Without the images, output each record below as it stands.

Data listing
════════════════

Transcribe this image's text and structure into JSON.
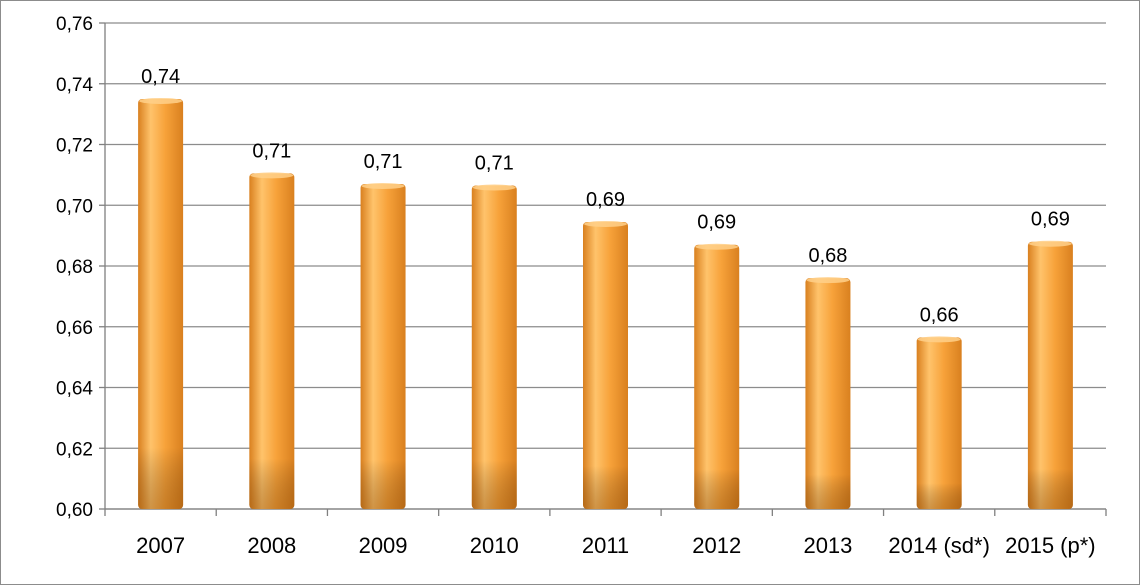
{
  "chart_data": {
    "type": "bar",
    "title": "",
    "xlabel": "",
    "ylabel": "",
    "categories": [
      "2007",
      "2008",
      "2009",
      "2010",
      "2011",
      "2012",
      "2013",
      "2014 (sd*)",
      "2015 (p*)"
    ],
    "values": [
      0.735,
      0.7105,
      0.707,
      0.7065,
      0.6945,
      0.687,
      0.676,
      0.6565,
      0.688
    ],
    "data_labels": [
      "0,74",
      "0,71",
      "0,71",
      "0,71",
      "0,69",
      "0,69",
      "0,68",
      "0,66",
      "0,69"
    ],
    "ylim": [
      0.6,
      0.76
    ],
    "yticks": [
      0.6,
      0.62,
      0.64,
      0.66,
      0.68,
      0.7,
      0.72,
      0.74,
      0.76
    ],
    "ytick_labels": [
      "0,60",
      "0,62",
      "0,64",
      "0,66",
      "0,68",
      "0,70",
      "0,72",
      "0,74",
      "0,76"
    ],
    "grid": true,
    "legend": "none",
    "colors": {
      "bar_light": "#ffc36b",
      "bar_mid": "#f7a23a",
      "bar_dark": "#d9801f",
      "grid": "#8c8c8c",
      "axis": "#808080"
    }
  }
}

════════════════

• THE RESPONSE:
Transcribe this image's text and structure into JSON.
{
  "chart_data": {
    "type": "bar",
    "title": "",
    "xlabel": "",
    "ylabel": "",
    "categories": [
      "2007",
      "2008",
      "2009",
      "2010",
      "2011",
      "2012",
      "2013",
      "2014 (sd*)",
      "2015 (p*)"
    ],
    "values": [
      0.735,
      0.7105,
      0.707,
      0.7065,
      0.6945,
      0.687,
      0.676,
      0.6565,
      0.688
    ],
    "data_labels": [
      "0,74",
      "0,71",
      "0,71",
      "0,71",
      "0,69",
      "0,69",
      "0,68",
      "0,66",
      "0,69"
    ],
    "ylim": [
      0.6,
      0.76
    ],
    "yticks": [
      0.6,
      0.62,
      0.64,
      0.66,
      0.68,
      0.7,
      0.72,
      0.74,
      0.76
    ],
    "ytick_labels": [
      "0,60",
      "0,62",
      "0,64",
      "0,66",
      "0,68",
      "0,70",
      "0,72",
      "0,74",
      "0,76"
    ],
    "grid": true,
    "legend": "none",
    "colors": {
      "bar_light": "#ffc36b",
      "bar_mid": "#f7a23a",
      "bar_dark": "#d9801f",
      "grid": "#8c8c8c",
      "axis": "#808080"
    }
  }
}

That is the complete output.